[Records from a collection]
[BEGIN]
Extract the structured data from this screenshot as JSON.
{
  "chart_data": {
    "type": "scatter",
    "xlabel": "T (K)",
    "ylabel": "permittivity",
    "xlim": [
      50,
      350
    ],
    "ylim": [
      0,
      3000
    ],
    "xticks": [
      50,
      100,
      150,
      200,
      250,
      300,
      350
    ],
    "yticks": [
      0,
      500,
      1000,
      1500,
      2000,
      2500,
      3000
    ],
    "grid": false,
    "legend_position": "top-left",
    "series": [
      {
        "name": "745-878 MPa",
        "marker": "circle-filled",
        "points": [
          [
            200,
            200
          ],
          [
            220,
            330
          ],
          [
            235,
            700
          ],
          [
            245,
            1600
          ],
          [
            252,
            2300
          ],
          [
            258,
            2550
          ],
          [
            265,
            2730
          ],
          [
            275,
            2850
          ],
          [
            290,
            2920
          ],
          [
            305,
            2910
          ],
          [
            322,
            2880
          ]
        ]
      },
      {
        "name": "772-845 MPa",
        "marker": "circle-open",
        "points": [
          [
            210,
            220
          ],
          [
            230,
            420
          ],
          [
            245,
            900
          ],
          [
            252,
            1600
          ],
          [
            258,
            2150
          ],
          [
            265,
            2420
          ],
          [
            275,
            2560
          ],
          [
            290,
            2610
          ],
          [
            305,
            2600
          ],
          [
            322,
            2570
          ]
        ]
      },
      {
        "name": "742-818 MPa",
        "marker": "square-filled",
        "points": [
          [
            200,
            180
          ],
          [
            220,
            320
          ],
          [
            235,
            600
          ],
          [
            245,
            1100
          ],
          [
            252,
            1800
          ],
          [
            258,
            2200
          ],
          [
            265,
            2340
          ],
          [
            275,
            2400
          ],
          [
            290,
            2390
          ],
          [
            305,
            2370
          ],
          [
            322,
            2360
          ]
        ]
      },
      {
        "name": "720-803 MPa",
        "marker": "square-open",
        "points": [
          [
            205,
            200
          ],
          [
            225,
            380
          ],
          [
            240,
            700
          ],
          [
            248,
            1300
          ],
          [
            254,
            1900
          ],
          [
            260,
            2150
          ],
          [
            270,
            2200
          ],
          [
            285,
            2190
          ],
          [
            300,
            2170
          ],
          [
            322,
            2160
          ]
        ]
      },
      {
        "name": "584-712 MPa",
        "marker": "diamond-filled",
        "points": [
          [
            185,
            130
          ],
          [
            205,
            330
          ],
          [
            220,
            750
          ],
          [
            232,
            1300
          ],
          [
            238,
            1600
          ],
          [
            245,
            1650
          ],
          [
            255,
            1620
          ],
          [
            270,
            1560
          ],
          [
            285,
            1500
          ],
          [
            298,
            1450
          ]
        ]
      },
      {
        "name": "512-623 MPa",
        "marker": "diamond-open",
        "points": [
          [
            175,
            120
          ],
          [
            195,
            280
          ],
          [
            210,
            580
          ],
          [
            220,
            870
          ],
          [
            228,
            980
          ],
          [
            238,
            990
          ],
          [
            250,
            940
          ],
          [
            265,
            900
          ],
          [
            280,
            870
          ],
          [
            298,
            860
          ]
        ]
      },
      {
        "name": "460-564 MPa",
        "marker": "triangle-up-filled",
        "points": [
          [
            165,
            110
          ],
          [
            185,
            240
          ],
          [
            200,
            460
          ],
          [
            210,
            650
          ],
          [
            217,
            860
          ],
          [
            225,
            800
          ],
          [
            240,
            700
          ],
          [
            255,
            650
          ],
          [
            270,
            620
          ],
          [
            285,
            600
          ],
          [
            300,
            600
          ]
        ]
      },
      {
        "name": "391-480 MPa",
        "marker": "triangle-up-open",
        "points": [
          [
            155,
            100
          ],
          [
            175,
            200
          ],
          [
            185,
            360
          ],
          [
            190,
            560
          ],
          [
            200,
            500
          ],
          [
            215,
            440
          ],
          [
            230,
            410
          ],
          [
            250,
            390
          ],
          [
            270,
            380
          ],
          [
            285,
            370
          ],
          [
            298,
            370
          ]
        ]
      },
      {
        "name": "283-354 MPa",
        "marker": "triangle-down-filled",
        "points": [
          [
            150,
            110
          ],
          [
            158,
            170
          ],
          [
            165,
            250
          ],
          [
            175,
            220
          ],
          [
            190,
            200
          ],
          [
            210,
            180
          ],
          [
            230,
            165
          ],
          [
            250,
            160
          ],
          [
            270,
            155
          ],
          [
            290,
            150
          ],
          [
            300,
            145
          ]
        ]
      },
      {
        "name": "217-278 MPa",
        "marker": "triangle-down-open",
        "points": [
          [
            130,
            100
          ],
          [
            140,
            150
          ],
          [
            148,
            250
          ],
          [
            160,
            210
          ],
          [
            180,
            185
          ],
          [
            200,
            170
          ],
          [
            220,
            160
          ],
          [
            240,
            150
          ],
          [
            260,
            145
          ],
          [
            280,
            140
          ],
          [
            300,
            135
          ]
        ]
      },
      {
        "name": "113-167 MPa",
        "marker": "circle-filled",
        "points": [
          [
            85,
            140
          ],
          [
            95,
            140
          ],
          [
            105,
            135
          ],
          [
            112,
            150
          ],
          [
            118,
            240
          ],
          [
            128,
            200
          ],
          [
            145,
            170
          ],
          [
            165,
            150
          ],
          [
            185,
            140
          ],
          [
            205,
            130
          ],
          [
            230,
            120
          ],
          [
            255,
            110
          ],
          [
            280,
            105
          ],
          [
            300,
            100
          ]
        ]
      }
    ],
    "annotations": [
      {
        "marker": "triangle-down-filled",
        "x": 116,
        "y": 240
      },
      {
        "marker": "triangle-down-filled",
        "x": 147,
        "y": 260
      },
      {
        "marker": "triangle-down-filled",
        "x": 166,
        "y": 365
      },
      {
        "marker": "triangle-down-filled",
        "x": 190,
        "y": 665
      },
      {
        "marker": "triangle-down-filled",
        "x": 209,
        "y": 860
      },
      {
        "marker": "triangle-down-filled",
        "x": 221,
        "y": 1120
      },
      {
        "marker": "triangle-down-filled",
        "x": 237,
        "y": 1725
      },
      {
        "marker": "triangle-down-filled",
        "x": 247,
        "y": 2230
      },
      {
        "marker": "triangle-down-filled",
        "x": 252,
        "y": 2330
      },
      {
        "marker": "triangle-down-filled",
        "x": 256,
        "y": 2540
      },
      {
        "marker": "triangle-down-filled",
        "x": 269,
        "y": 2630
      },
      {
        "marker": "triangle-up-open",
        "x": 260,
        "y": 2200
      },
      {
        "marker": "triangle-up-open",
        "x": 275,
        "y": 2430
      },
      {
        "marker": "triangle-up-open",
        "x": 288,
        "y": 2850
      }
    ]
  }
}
[END]
• **YOUR INSTRUCTIONS**: Using the entries above, return each line that includes the word "name".

• **CORRECT OUTPUT**:
        "name": "745-878 MPa",
        "name": "772-845 MPa",
        "name": "742-818 MPa",
        "name": "720-803 MPa",
        "name": "584-712 MPa",
        "name": "512-623 MPa",
        "name": "460-564 MPa",
        "name": "391-480 MPa",
        "name": "283-354 MPa",
        "name": "217-278 MPa",
        "name": "113-167 MPa",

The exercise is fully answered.